● What is asked: Your task is to extract every entry that follows word for word while excluding the pictures.

● Entries shown:
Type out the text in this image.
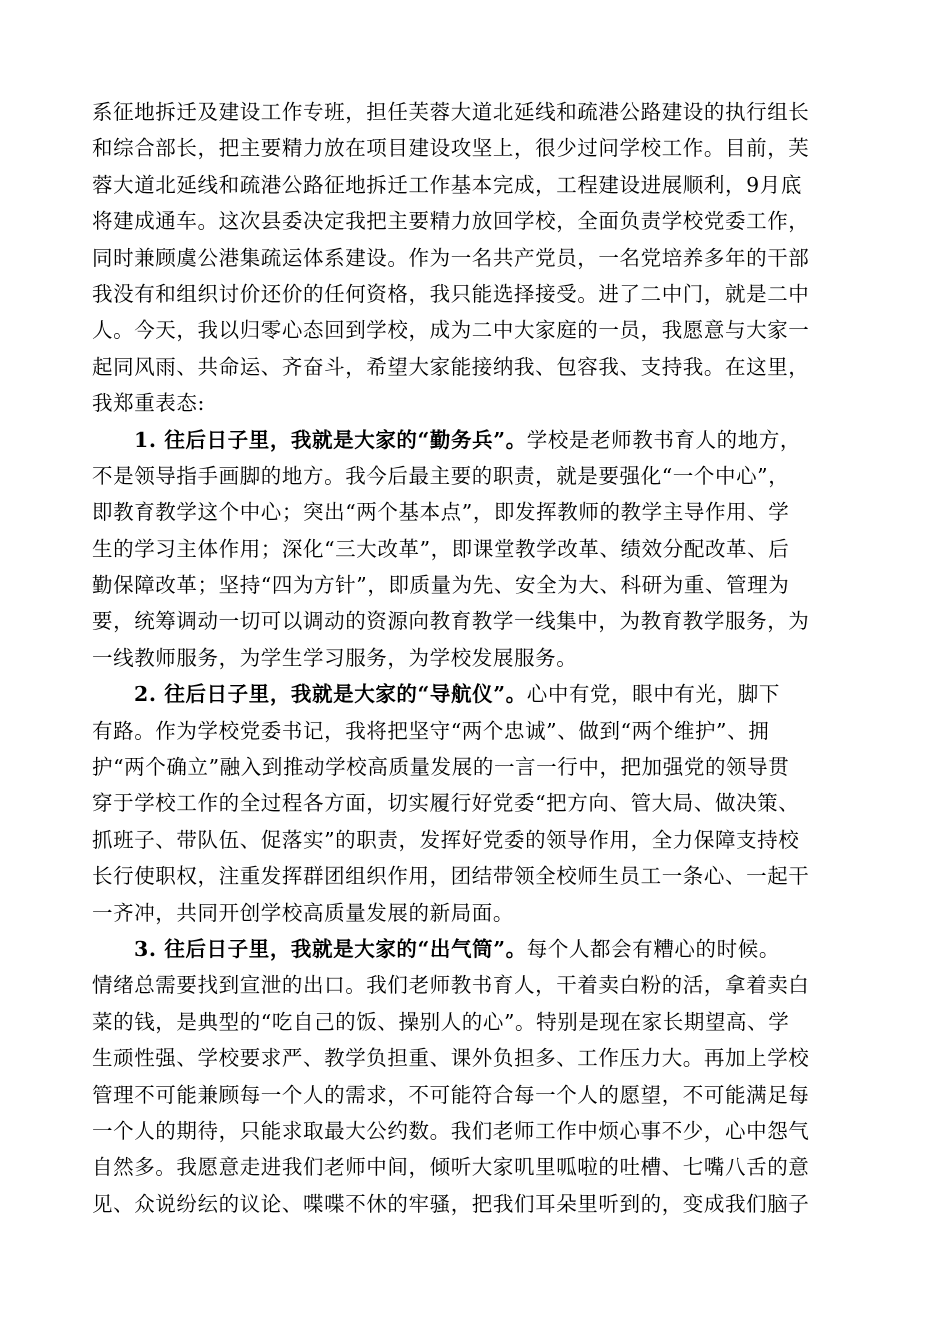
系征地拆迁及建设工作专班，担任芙蓉大道北延线和疏港公路建设的执行组长
和综合部长，把主要精力放在项目建设攻坚上，很少过问学校工作。目前，芙
蓉大道北延线和疏港公路征地拆迁工作基本完成，工程建设进展顺利，9月底
将建成通车。这次县委决定我把主要精力放回学校，全面负责学校党委工作，
同时兼顾虞公港集疏运体系建设。作为一名共产党员，一名党培养多年的干部
我没有和组织讨价还价的任何资格，我只能选择接受。进了二中门，就是二中
人。今天，我以归零心态回到学校，成为二中大家庭的一员，我愿意与大家一
起同风雨、共命运、齐奋斗，希望大家能接纳我、包容我、支持我。在这里，
我郑重表态:
1. 往后日子里，我就是大家的“勤务兵”。学校是老师教书育人的地方，
不是领导指手画脚的地方。我今后最主要的职责，就是要强化“一个中心”，
即教育教学这个中心；突出“两个基本点”，即发挥教师的教学主导作用、学
生的学习主体作用；深化“三大改革”，即课堂教学改革、绩效分配改革、后
勤保障改革；坚持“四为方针”，即质量为先、安全为大、科研为重、管理为
要，统筹调动一切可以调动的资源向教育教学一线集中，为教育教学服务，为
一线教师服务，为学生学习服务，为学校发展服务。
2. 往后日子里，我就是大家的“导航仪”。心中有党，眼中有光，脚下
有路。作为学校党委书记，我将把坚守“两个忠诚”、做到“两个维护”、拥
护“两个确立”融入到推动学校高质量发展的一言一行中，把加强党的领导贯
穿于学校工作的全过程各方面，切实履行好党委“把方向、管大局、做决策、
抓班子、带队伍、促落实”的职责，发挥好党委的领导作用，全力保障支持校
长行使职权，注重发挥群团组织作用，团结带领全校师生员工一条心、一起干
一齐冲，共同开创学校高质量发展的新局面。
3. 往后日子里，我就是大家的“出气筒”。每个人都会有糟心的时候。
情绪总需要找到宣泄的出口。我们老师教书育人，干着卖白粉的活，拿着卖白
菜的钱，是典型的“吃自己的饭、操别人的心”。特别是现在家长期望高、学
生顽性强、学校要求严、教学负担重、课外负担多、工作压力大。再加上学校
管理不可能兼顾每一个人的需求，不可能符合每一个人的愿望，不可能满足每
一个人的期待，只能求取最大公约数。我们老师工作中烦心事不少，心中怨气
自然多。我愿意走进我们老师中间，倾听大家叽里呱啦的吐槽、七嘴八舌的意
见、众说纷纭的议论、喋喋不休的牢骚，把我们耳朵里听到的，变成我们脑子
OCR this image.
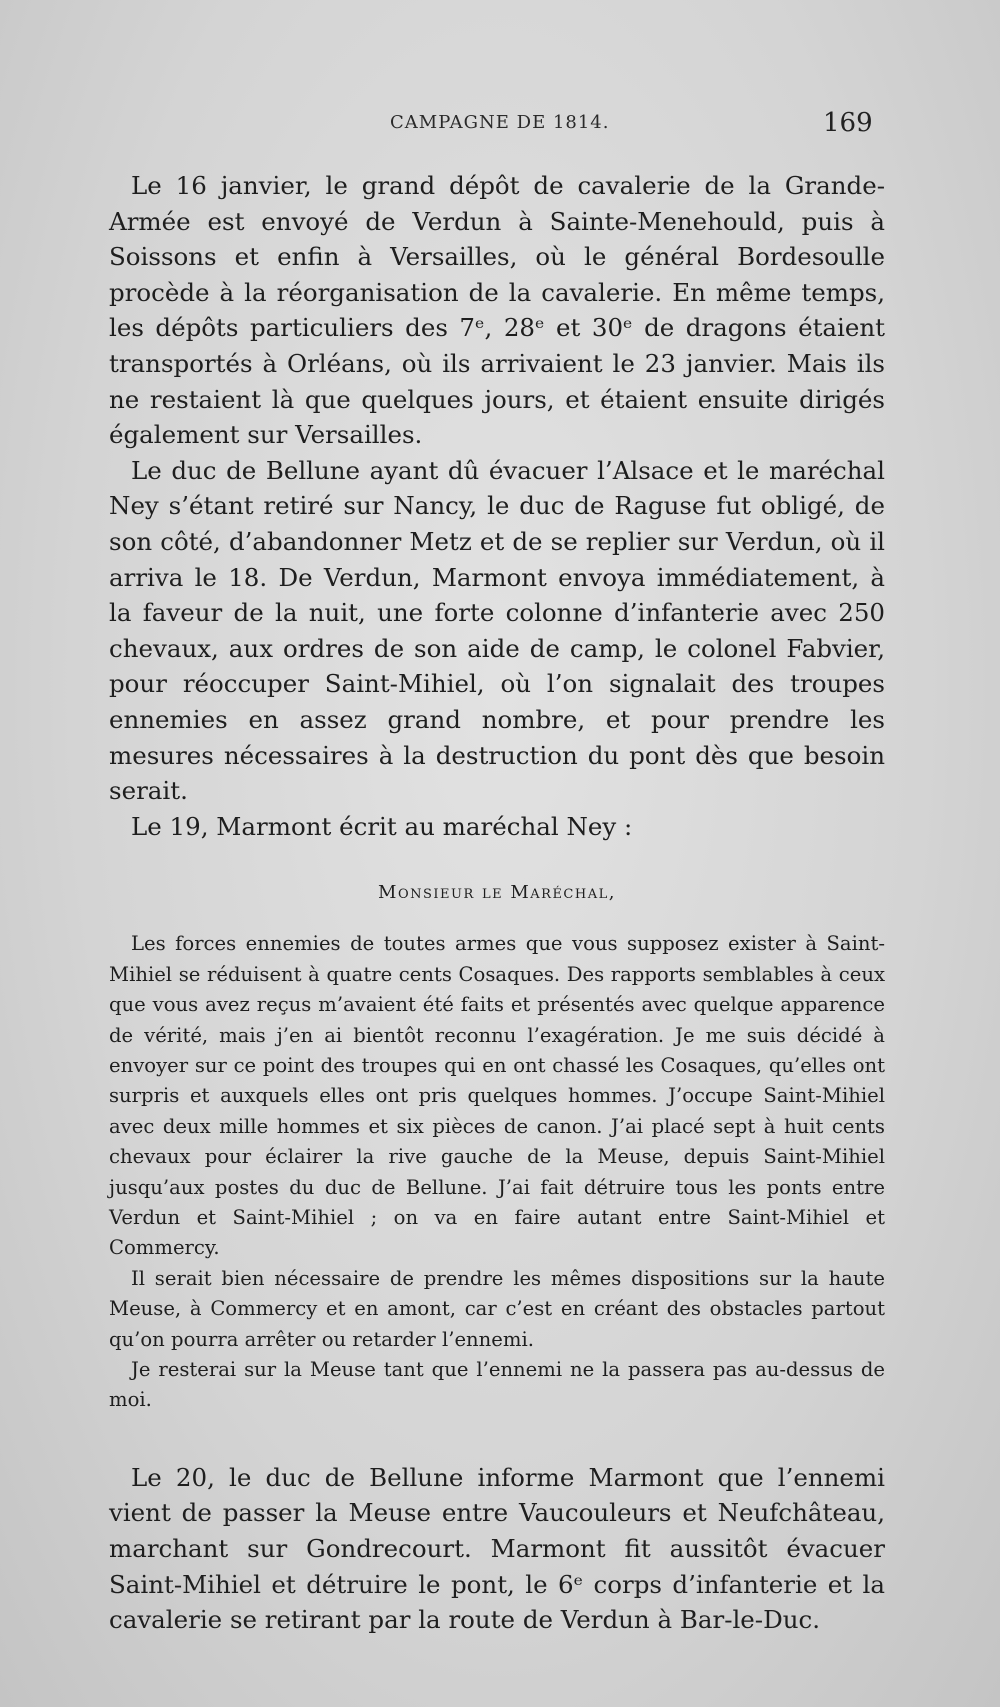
CAMPAGNE DE 1814.	169

Le 16 janvier, le grand dépôt de cavalerie de la Grande-Armée est envoyé de Verdun à Sainte-Menehould, puis à Soissons et enfin à Versailles, où le général Bordesoulle procède à la réorganisation de la cavalerie. En même temps, les dépôts particuliers des 7ᵉ, 28ᵉ et 30ᵉ de dragons étaient transportés à Orléans, où ils arrivaient le 23 janvier. Mais ils ne restaient là que quelques jours, et étaient ensuite dirigés également sur Versailles.

Le duc de Bellune ayant dû évacuer l’Alsace et le maréchal Ney s’étant retiré sur Nancy, le duc de Raguse fut obligé, de son côté, d’abandonner Metz et de se replier sur Verdun, où il arriva le 18. De Verdun, Marmont envoya immédiatement, à la faveur de la nuit, une forte colonne d’infanterie avec 250 chevaux, aux ordres de son aide de camp, le colonel Fabvier, pour réoccuper Saint-Mihiel, où l’on signalait des troupes ennemies en assez grand nombre, et pour prendre les mesures nécessaires à la destruction du pont dès que besoin serait.

Le 19, Marmont écrit au maréchal Ney :

Monsieur le Maréchal,

Les forces ennemies de toutes armes que vous supposez exister à Saint-Mihiel se réduisent à quatre cents Cosaques. Des rapports semblables à ceux que vous avez reçus m’avaient été faits et présentés avec quelque apparence de vérité, mais j’en ai bientôt reconnu l’exagération. Je me suis décidé à envoyer sur ce point des troupes qui en ont chassé les Cosaques, qu’elles ont surpris et auxquels elles ont pris quelques hommes. J’occupe Saint-Mihiel avec deux mille hommes et six pièces de canon. J’ai placé sept à huit cents chevaux pour éclairer la rive gauche de la Meuse, depuis Saint-Mihiel jusqu’aux postes du duc de Bellune. J’ai fait détruire tous les ponts entre Verdun et Saint-Mihiel ; on va en faire autant entre Saint-Mihiel et Commercy.

Il serait bien nécessaire de prendre les mêmes dispositions sur la haute Meuse, à Commercy et en amont, car c’est en créant des obstacles partout qu’on pourra arrêter ou retarder l’ennemi.

Je resterai sur la Meuse tant que l’ennemi ne la passera pas au-dessus de moi.

Le 20, le duc de Bellune informe Marmont que l’ennemi vient de passer la Meuse entre Vaucouleurs et Neufchâteau, marchant sur Gondrecourt. Marmont fit aussitôt évacuer Saint-Mihiel et détruire le pont, le 6ᵉ corps d’infanterie et la cavalerie se retirant par la route de Verdun à Bar-le-Duc.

● Solution:
Type out the text in this image.
系征地拆迁及建设工作专班，担任芙蓉大道北延线和疏港公路建设的执行组长
和综合部长，把主要精力放在项目建设攻坚上，很少过问学校工作。目前，芙
蓉大道北延线和疏港公路征地拆迁工作基本完成，工程建设进展顺利，9月底
将建成通车。这次县委决定我把主要精力放回学校，全面负责学校党委工作，
同时兼顾虞公港集疏运体系建设。作为一名共产党员，一名党培养多年的干部
我没有和组织讨价还价的任何资格，我只能选择接受。进了二中门，就是二中
人。今天，我以归零心态回到学校，成为二中大家庭的一员，我愿意与大家一
起同风雨、共命运、齐奋斗，希望大家能接纳我、包容我、支持我。在这里，
我郑重表态:
1. 往后日子里，我就是大家的“勤务兵”。学校是老师教书育人的地方，
不是领导指手画脚的地方。我今后最主要的职责，就是要强化“一个中心”，
即教育教学这个中心；突出“两个基本点”，即发挥教师的教学主导作用、学
生的学习主体作用；深化“三大改革”，即课堂教学改革、绩效分配改革、后
勤保障改革；坚持“四为方针”，即质量为先、安全为大、科研为重、管理为
要，统筹调动一切可以调动的资源向教育教学一线集中，为教育教学服务，为
一线教师服务，为学生学习服务，为学校发展服务。
2. 往后日子里，我就是大家的“导航仪”。心中有党，眼中有光，脚下
有路。作为学校党委书记，我将把坚守“两个忠诚”、做到“两个维护”、拥
护“两个确立”融入到推动学校高质量发展的一言一行中，把加强党的领导贯
穿于学校工作的全过程各方面，切实履行好党委“把方向、管大局、做决策、
抓班子、带队伍、促落实”的职责，发挥好党委的领导作用，全力保障支持校
长行使职权，注重发挥群团组织作用，团结带领全校师生员工一条心、一起干
一齐冲，共同开创学校高质量发展的新局面。
3. 往后日子里，我就是大家的“出气筒”。每个人都会有糟心的时候。
情绪总需要找到宣泄的出口。我们老师教书育人，干着卖白粉的活，拿着卖白
菜的钱，是典型的“吃自己的饭、操别人的心”。特别是现在家长期望高、学
生顽性强、学校要求严、教学负担重、课外负担多、工作压力大。再加上学校
管理不可能兼顾每一个人的需求，不可能符合每一个人的愿望，不可能满足每
一个人的期待，只能求取最大公约数。我们老师工作中烦心事不少，心中怨气
自然多。我愿意走进我们老师中间，倾听大家叽里呱啦的吐槽、七嘴八舌的意
见、众说纷纭的议论、喋喋不休的牢骚，把我们耳朵里听到的，变成我们脑子
OCR this image.
CAMPAGNE DE 1814.	169

Le 16 janvier, le grand dépôt de cavalerie de la Grande-Armée est envoyé de Verdun à Sainte-Menehould, puis à Soissons et enfin à Versailles, où le général Bordesoulle procède à la réorganisation de la cavalerie. En même temps, les dépôts particuliers des 7ᵉ, 28ᵉ et 30ᵉ de dragons étaient transportés à Orléans, où ils arrivaient le 23 janvier. Mais ils ne restaient là que quelques jours, et étaient ensuite dirigés également sur Versailles.

Le duc de Bellune ayant dû évacuer l’Alsace et le maréchal Ney s’étant retiré sur Nancy, le duc de Raguse fut obligé, de son côté, d’abandonner Metz et de se replier sur Verdun, où il arriva le 18. De Verdun, Marmont envoya immédiatement, à la faveur de la nuit, une forte colonne d’infanterie avec 250 chevaux, aux ordres de son aide de camp, le colonel Fabvier, pour réoccuper Saint-Mihiel, où l’on signalait des troupes ennemies en assez grand nombre, et pour prendre les mesures nécessaires à la destruction du pont dès que besoin serait.

Le 19, Marmont écrit au maréchal Ney :

Monsieur le Maréchal,

Les forces ennemies de toutes armes que vous supposez exister à Saint-Mihiel se réduisent à quatre cents Cosaques. Des rapports semblables à ceux que vous avez reçus m’avaient été faits et présentés avec quelque apparence de vérité, mais j’en ai bientôt reconnu l’exagération. Je me suis décidé à envoyer sur ce point des troupes qui en ont chassé les Cosaques, qu’elles ont surpris et auxquels elles ont pris quelques hommes. J’occupe Saint-Mihiel avec deux mille hommes et six pièces de canon. J’ai placé sept à huit cents chevaux pour éclairer la rive gauche de la Meuse, depuis Saint-Mihiel jusqu’aux postes du duc de Bellune. J’ai fait détruire tous les ponts entre Verdun et Saint-Mihiel ; on va en faire autant entre Saint-Mihiel et Commercy.

Il serait bien nécessaire de prendre les mêmes dispositions sur la haute Meuse, à Commercy et en amont, car c’est en créant des obstacles partout qu’on pourra arrêter ou retarder l’ennemi.

Je resterai sur la Meuse tant que l’ennemi ne la passera pas au-dessus de moi.

Le 20, le duc de Bellune informe Marmont que l’ennemi vient de passer la Meuse entre Vaucouleurs et Neufchâteau, marchant sur Gondrecourt. Marmont fit aussitôt évacuer Saint-Mihiel et détruire le pont, le 6ᵉ corps d’infanterie et la cavalerie se retirant par la route de Verdun à Bar-le-Duc.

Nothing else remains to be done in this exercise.